→ **Given task 1**
Answer these from the gift box post:
(a) What is the minimum number of personalized items each box must contain?
(b) Where does the poster say the team's skills lie?
(c) Which platform does the reply name as having the highest number of suppliers storing their inventory?

→ **Provided passage**
......
We run a personalize gift box service. This means that all our boxes need at least 3 different items in them that are all personalized to the description we have of the recipient.

Experienced purchasing professional select items we currently hold as inventory and purchase any missing items to make each gift unique if needed.

Now that system is very time consuming but also highly risky since we hold various types of inventory and would constantly need more in curated to an even more specific level if we didn't want to buy at full price.

Would HN have any item on how to grow our network of suppliers without having to hold on to some inventory and manage complexe shipping logistics?

Our skills is in software and we feel like we aren't investing our time at the right place to be efficient and with high growth in sale the problem gets bigger and bigger each day...

Thanks for your tips, Charles

2 comments

> Experienced purchasing professional select items we currently hold as inventory and purchase any missing items to make each gift unique if needed.

You need to push inventory back to the suppliers but centralize the location where suppliers store their inventory.

You need suppliers who hold their inventory at single location/platform. Which platform has the highest number of suppliers storing their inventory? Amazon.

Another option, make agreement with a warehouse service provider where suppliers can store their inventory for you as well as suppliers' other customers. You can make agreement with warehouse service provider to discount inventory storage fees for your suppliers to encourage suppliers to switch warehouse and shipping service provider. Offer suppliers discount on warehouse storage fees in proportional to the inventory you use from them.
......
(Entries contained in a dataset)
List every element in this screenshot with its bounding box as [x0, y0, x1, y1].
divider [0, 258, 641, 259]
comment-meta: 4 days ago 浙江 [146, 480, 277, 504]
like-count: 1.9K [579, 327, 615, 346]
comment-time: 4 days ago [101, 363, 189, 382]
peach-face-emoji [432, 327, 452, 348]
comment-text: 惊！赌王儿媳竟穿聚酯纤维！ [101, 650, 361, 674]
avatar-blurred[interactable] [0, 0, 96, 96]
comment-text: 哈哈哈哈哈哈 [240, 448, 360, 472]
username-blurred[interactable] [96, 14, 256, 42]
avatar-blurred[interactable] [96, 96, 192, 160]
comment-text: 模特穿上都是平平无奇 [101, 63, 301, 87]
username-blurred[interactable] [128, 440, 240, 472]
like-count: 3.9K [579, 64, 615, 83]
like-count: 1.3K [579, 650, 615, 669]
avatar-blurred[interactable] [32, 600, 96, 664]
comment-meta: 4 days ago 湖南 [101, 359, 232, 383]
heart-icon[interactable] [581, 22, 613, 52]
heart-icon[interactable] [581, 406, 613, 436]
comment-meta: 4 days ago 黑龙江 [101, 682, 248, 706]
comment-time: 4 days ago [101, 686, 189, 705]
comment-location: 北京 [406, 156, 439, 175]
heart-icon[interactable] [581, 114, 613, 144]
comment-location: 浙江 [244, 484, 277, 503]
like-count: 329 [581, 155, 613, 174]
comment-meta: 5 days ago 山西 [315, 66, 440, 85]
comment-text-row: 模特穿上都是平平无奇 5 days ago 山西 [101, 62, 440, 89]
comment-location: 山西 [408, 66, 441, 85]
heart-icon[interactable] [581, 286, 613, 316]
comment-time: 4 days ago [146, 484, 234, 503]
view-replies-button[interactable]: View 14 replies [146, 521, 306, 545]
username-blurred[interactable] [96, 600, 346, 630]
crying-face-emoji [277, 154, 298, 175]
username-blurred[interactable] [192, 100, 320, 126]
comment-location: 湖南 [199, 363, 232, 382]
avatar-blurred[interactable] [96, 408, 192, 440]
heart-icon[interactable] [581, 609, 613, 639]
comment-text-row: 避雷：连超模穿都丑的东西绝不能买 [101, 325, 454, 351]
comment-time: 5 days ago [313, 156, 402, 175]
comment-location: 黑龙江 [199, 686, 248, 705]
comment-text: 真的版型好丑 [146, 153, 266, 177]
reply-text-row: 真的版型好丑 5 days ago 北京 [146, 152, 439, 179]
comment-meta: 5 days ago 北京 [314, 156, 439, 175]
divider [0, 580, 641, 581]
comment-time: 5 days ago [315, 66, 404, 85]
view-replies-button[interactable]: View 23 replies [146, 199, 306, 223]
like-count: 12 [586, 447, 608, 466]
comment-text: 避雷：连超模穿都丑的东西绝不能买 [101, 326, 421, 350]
......
→ **Given task 2**
Rename "heart-icon" to "like-icon" in everything from the first of the entries down to the line containing "comment-location: 湖南 [199, 363, 232, 382]", and give back only those lines.

→ **Final answer 1**
(a) 3
(b) Software
(c) Amazon

→ **Final answer 2**
List every element in this screenshot with its bounding box as [x0, y0, x1, y1].
divider [0, 258, 641, 259]
comment-meta: 4 days ago 浙江 [146, 480, 277, 504]
like-count: 1.9K [579, 327, 615, 346]
comment-time: 4 days ago [101, 363, 189, 382]
peach-face-emoji [432, 327, 452, 348]
comment-text: 惊！赌王儿媳竟穿聚酯纤维！ [101, 650, 361, 674]
avatar-blurred[interactable] [0, 0, 96, 96]
comment-text: 哈哈哈哈哈哈 [240, 448, 360, 472]
username-blurred[interactable] [96, 14, 256, 42]
avatar-blurred[interactable] [96, 96, 192, 160]
comment-text: 模特穿上都是平平无奇 [101, 63, 301, 87]
username-blurred[interactable] [128, 440, 240, 472]
like-count: 3.9K [579, 64, 615, 83]
like-count: 1.3K [579, 650, 615, 669]
avatar-blurred[interactable] [32, 600, 96, 664]
comment-meta: 4 days ago 湖南 [101, 359, 232, 383]
like-icon[interactable] [581, 22, 613, 52]
like-icon[interactable] [581, 406, 613, 436]
comment-meta: 4 days ago 黑龙江 [101, 682, 248, 706]
comment-time: 4 days ago [101, 686, 189, 705]
comment-location: 北京 [406, 156, 439, 175]
like-icon[interactable] [581, 114, 613, 144]
comment-location: 浙江 [244, 484, 277, 503]
like-count: 329 [581, 155, 613, 174]
comment-meta: 5 days ago 山西 [315, 66, 440, 85]
comment-text-row: 模特穿上都是平平无奇 5 days ago 山西 [101, 62, 440, 89]
comment-location: 山西 [408, 66, 441, 85]
like-icon[interactable] [581, 286, 613, 316]
comment-time: 4 days ago [146, 484, 234, 503]
view-replies-button[interactable]: View 14 replies [146, 521, 306, 545]
username-blurred[interactable] [96, 600, 346, 630]
crying-face-emoji [277, 154, 298, 175]
username-blurred[interactable] [192, 100, 320, 126]
comment-location: 湖南 [199, 363, 232, 382]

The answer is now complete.